■ **PROVIDED PASSAGE**:

Amir:  Yeah! And also in Agoda since we have so many different types of data users, like the data scientists that can write their own code and wizards and they do everything on their own.  And it could be like BI analysts that only know how to do SQL and then during these migrations or when you do these changes, you need it to be seamless for them.

So that makes every change even much harder because nobody should even know that something changed behind the scene. Usually, it is impossible.

Eldad:  The users are basically preventing you from making progress and moving forward.

Amir: Exactly. We always ask to just the eliminate the user.

Boaz:  Which teams will be your early adopters for new tech?  Do you have a sort of some internal teams that typically champion for going next-gen, even at the expense of painful migration?

Amir:  Machine learning, Always!

Boaz:  Machine learning, always.

Amir:  Like they get the GPU, the SSA to it and they already started like downloading stuff from the internet, run the latest GPU stuff or TensorFlow.

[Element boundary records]
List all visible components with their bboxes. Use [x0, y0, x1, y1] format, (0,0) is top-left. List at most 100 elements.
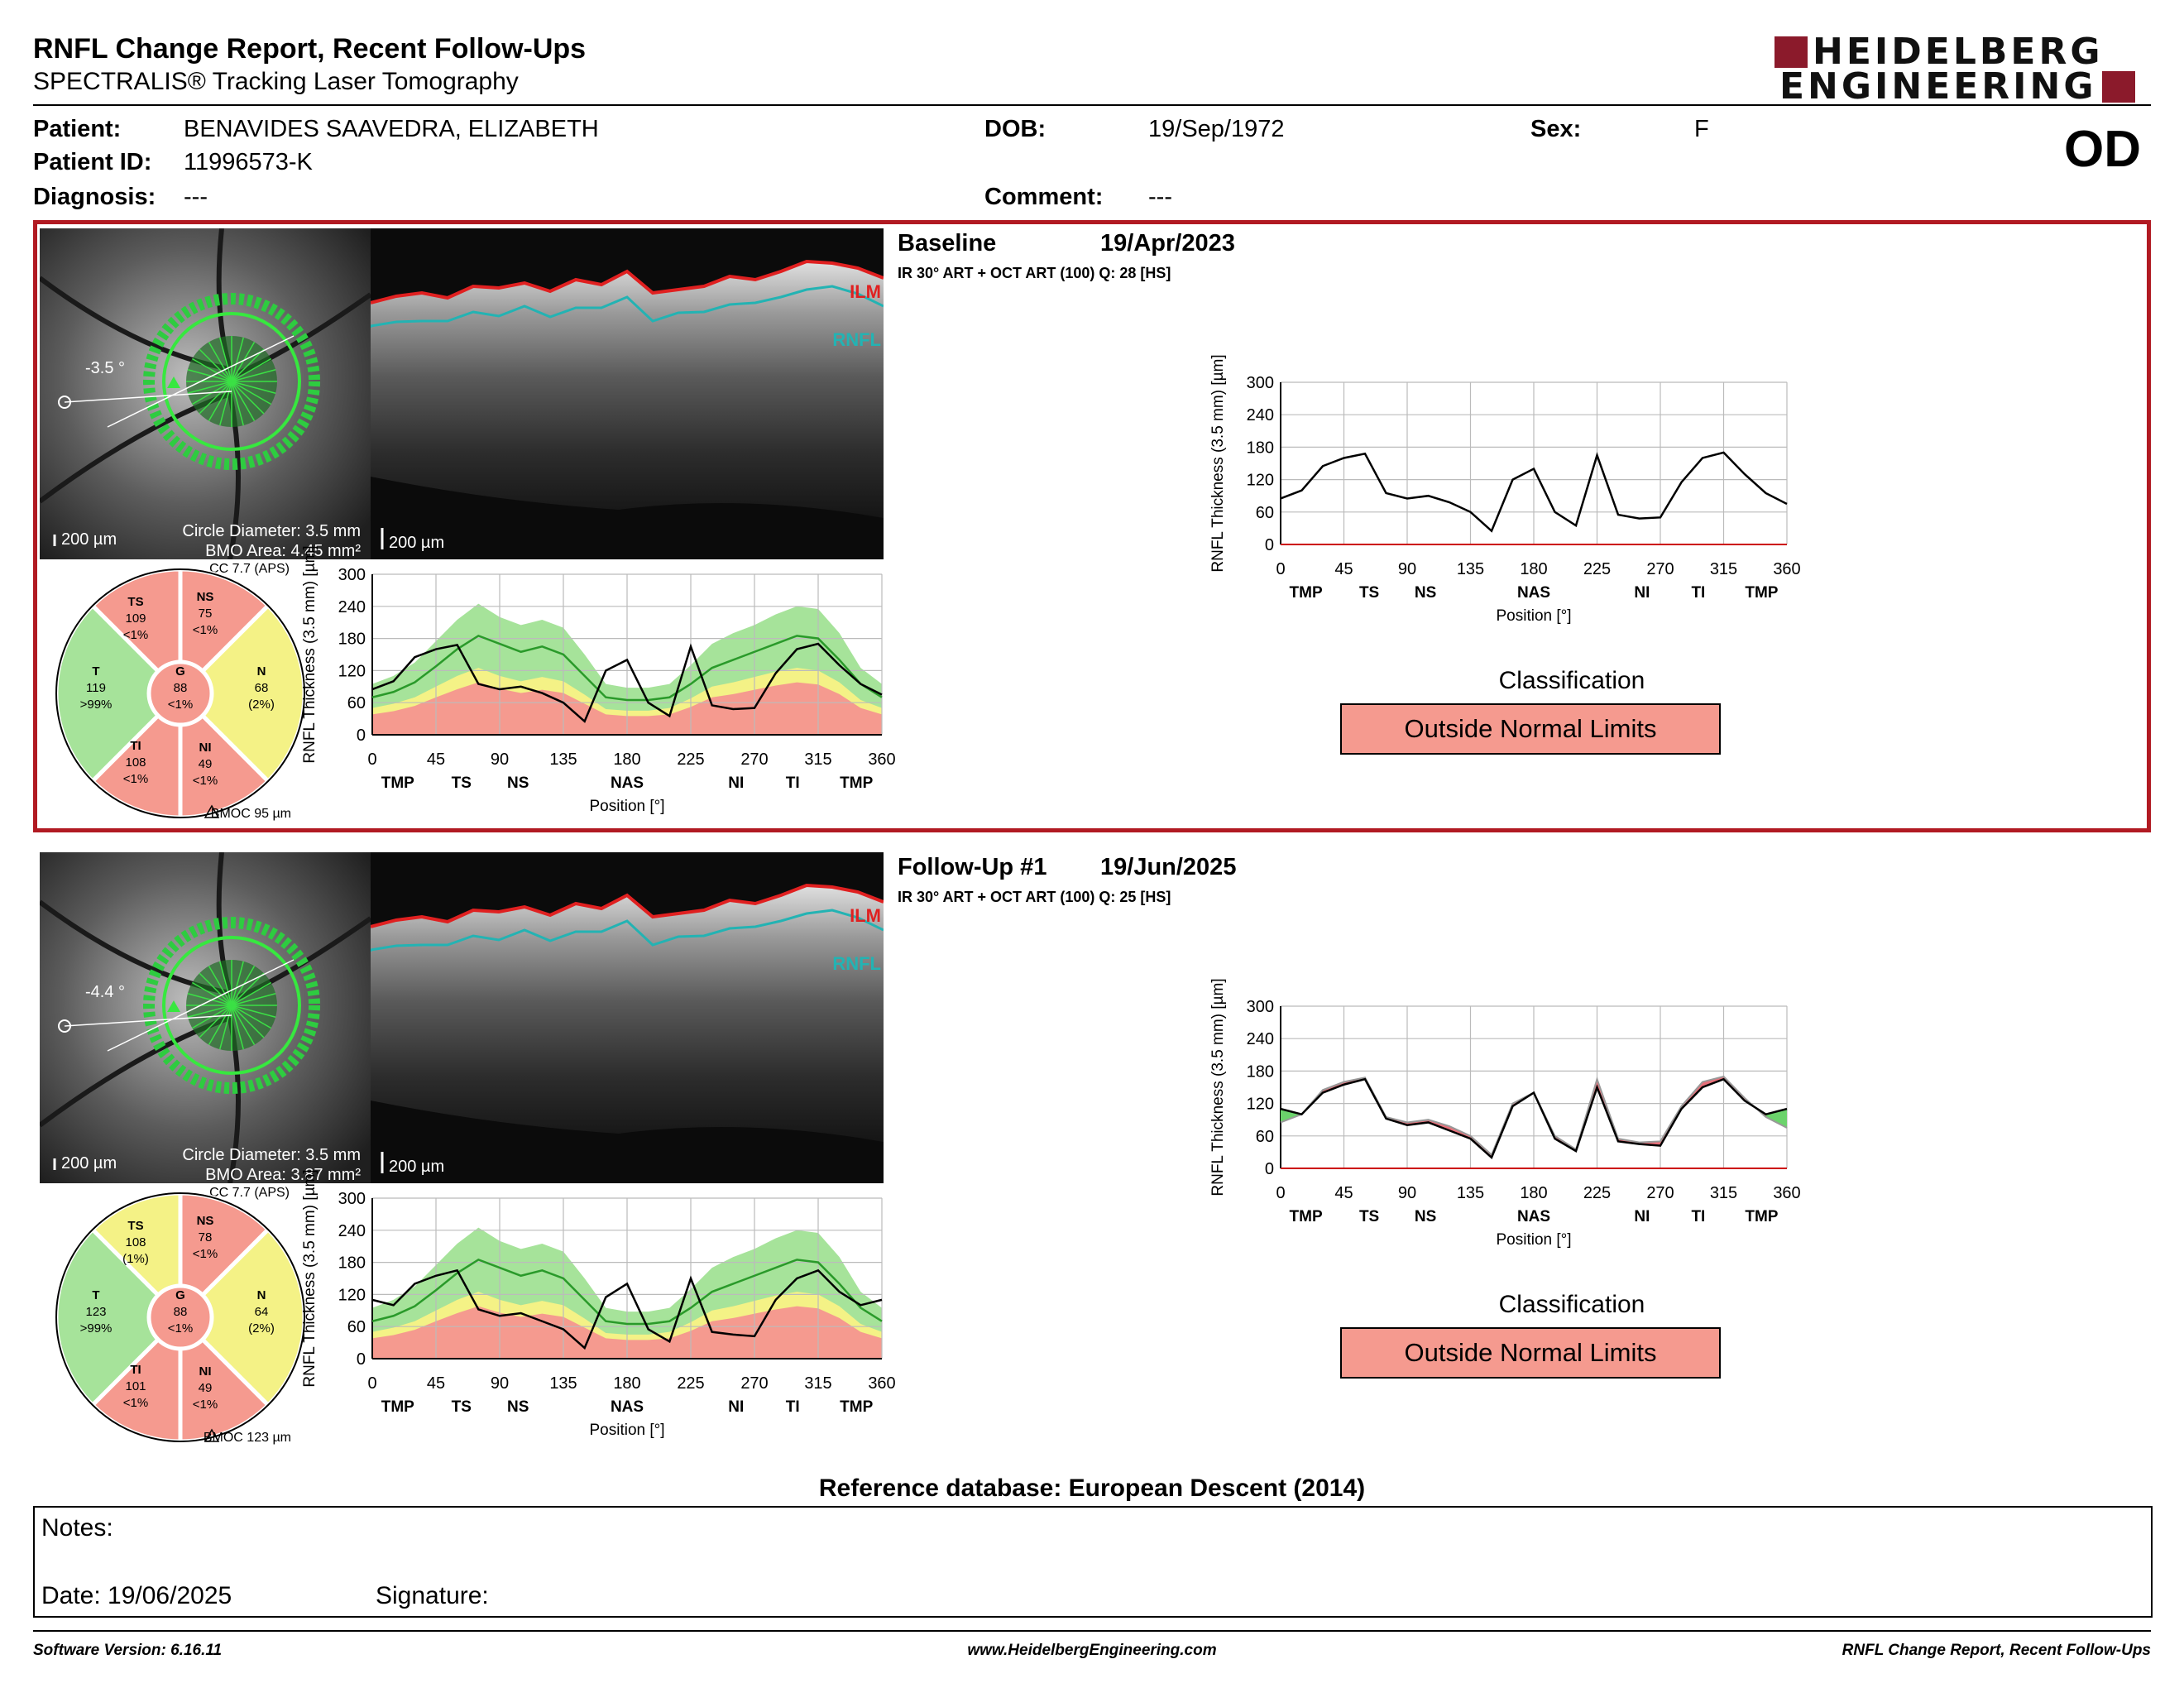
sector-axis-label: TI [1691, 1208, 1705, 1225]
disc-spoke [231, 341, 256, 382]
disc-spoke [219, 381, 232, 426]
dob-value: 19/Sep/1972 [1148, 116, 1285, 142]
sex-label: Sex: [1530, 116, 1582, 142]
scan-grid-ring [143, 293, 320, 470]
disc-spoke [191, 981, 232, 1006]
y-tick-label: 60 [347, 694, 366, 712]
sector-name-t: T [92, 664, 99, 679]
sector-name-t: T [92, 1288, 99, 1302]
fovea-axis [107, 335, 295, 428]
logo-square-icon [1774, 36, 1808, 68]
patient-id-label: Patient ID: [33, 149, 152, 175]
baseline-section: -3.5 ° 200 µm Circle Diameter: 3.5 mm BMO A… [33, 220, 2151, 832]
x-tick-label: 135 [549, 750, 577, 769]
x-tick-label: 0 [367, 750, 376, 769]
classification-result: Outside Normal Limits [1340, 703, 1721, 755]
sector-axis-label: TMP [1290, 584, 1323, 602]
disc-spoke [231, 381, 256, 422]
disc-spoke [231, 993, 276, 1006]
fovea-line [64, 391, 232, 403]
x-tick-label: 90 [491, 750, 509, 769]
exam-subtitle: IR 30° ART + OCT ART (100) Q: 25 [HS] [898, 889, 1171, 905]
x-tick-label: 90 [491, 1374, 509, 1393]
sector-pie: T 119 >99% TS 109 <1% NS 75 <1% N 68 (2%) NI 49 <1% TI 1… [54, 567, 307, 820]
y-tick-label: 60 [1256, 1128, 1274, 1146]
series-line-0 [1280, 451, 1788, 533]
y-tick-label: 300 [338, 1190, 366, 1208]
software-version: Software Version: 6.16.11 [33, 1642, 223, 1659]
disc-spoke [231, 972, 265, 1006]
x-tick-label: 45 [427, 750, 445, 769]
ilm-label: ILM [850, 905, 881, 926]
profile-chart: 0 45 90 135 180 225 270 315 360 0 60 120 180 240 300 TM… [301, 545, 896, 815]
disc-spoke [231, 961, 244, 1006]
sector-axis-label: NS [1415, 584, 1436, 602]
disc-spoke [187, 369, 232, 382]
disc-spoke [208, 341, 232, 382]
logo-line2: ENGINEERING [1779, 65, 2097, 108]
sector-value-g: 88 [174, 681, 188, 695]
disc-spoke [208, 381, 232, 422]
notes-box[interactable]: Notes: Date: 19/06/2025 Signature: [33, 1506, 2153, 1618]
y-tick-label: 120 [1247, 1096, 1274, 1114]
sector-pct-ni: <1% [193, 774, 218, 788]
x-tick-label: 360 [868, 1374, 895, 1393]
sector-pie: T 123 >99% TS 108 (1%) NS 78 <1% N 64 (2%) NI 49 <1% TI… [54, 1191, 307, 1444]
y-tick-label: 300 [338, 566, 366, 584]
x-axis-title: Position [°] [589, 798, 664, 815]
y-tick-label: 180 [338, 631, 366, 649]
sector-name-ti: TI [130, 1363, 141, 1377]
y-tick-label: 60 [347, 1318, 366, 1336]
notes-date: Date: 19/06/2025 [41, 1582, 232, 1609]
y-tick-label: 120 [338, 662, 366, 680]
disc-spoke [231, 981, 272, 1006]
sector-name-ns: NS [197, 590, 214, 604]
x-axis-title: Position [°] [1496, 607, 1571, 625]
pie-outline [55, 1192, 305, 1442]
ilm-label: ILM [850, 281, 881, 302]
change-chart: 0 45 90 135 180 225 270 315 360 0 60 120 180 240 300 TM… [1209, 978, 1801, 1249]
sector-pct-g: <1% [168, 1321, 193, 1336]
x-tick-label: 0 [1276, 560, 1285, 578]
scan-start-icon [167, 376, 180, 388]
sector-value-g: 88 [174, 1305, 188, 1319]
bmo-area: BMO Area: 4.45 mm² [205, 542, 361, 559]
oct-scale: 200 µm [389, 534, 444, 552]
x-tick-label: 270 [1646, 1184, 1674, 1202]
disc-spoke [231, 1005, 276, 1018]
change-chart: 0 45 90 135 180 225 270 315 360 0 60 120 180 240 300 TM… [1209, 354, 1801, 625]
report-title: RNFL Change Report, Recent Follow-Ups [33, 33, 587, 65]
circle-diameter: Circle Diameter: 3.5 mm [182, 522, 361, 540]
heidelberg-logo: HEIDELBERG [1774, 33, 2155, 71]
x-tick-label: 360 [1773, 1184, 1800, 1202]
eye-label: OD [2064, 121, 2141, 178]
sector-axis-label: TMP [840, 1398, 873, 1416]
sector-axis-label: TI [786, 774, 800, 792]
diagnosis-label: Diagnosis: [33, 184, 156, 210]
fovea-line [64, 1014, 232, 1027]
x-tick-label: 315 [1710, 1184, 1737, 1202]
y-axis-title: RNFL Thickness (3.5 mm) [µm] [301, 1169, 318, 1387]
sector-name-n: N [257, 1288, 266, 1302]
y-axis-title: RNFL Thickness (3.5 mm) [µm] [301, 545, 318, 763]
sector-axis-label: TS [1359, 1208, 1379, 1225]
dob-label: DOB: [984, 116, 1046, 142]
circle-diameter: Circle Diameter: 3.5 mm [182, 1146, 361, 1164]
sector-axis-label: NI [728, 1398, 744, 1416]
sector-axis-label: TI [1691, 584, 1705, 602]
bmoc-label: BMOC 123 µm [204, 1431, 291, 1445]
disc-spoke [187, 993, 232, 1006]
y-tick-label: 0 [1265, 536, 1274, 554]
y-tick-label: 300 [1247, 374, 1274, 392]
x-axis-title: Position [°] [1496, 1231, 1571, 1249]
normal-mean-line [371, 634, 883, 702]
normal-mean-line [371, 1258, 883, 1326]
sector-pct-n: (2%) [248, 698, 275, 712]
sector-pct-ns: <1% [193, 1247, 218, 1261]
fovea-axis [107, 959, 295, 1052]
website-link[interactable]: www.HeidelbergEngineering.com [967, 1642, 1217, 1659]
sector-name-ni: NI [199, 741, 212, 755]
sector-value-n: 64 [255, 1305, 269, 1319]
x-tick-label: 225 [677, 750, 704, 769]
x-tick-label: 45 [1334, 560, 1353, 578]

■ **TASKS**:
1/ Render this sentence from the data team conversation in Spanish: "The users are basically preventing you from making progress and moving forward."
2/ Reproduce verbatim the part of the data team conversation that opens with the words "Eldad:  The users" and closes with "Machine learning, Always!".

■ **ANSWERS FOR THE TASKS**:
1/ Básicamente, los usuarios te impiden progresar y avanzar.

2/
Eldad:  The users are basically preventing you from making progress and moving forward.

Amir: Exactly. We always ask to just the eliminate the user.

Boaz:  Which teams will be your early adopters for new tech?  Do you have a sort of some internal teams that typically champion for going next-gen, even at the expense of painful migration?

Amir:  Machine learning, Always!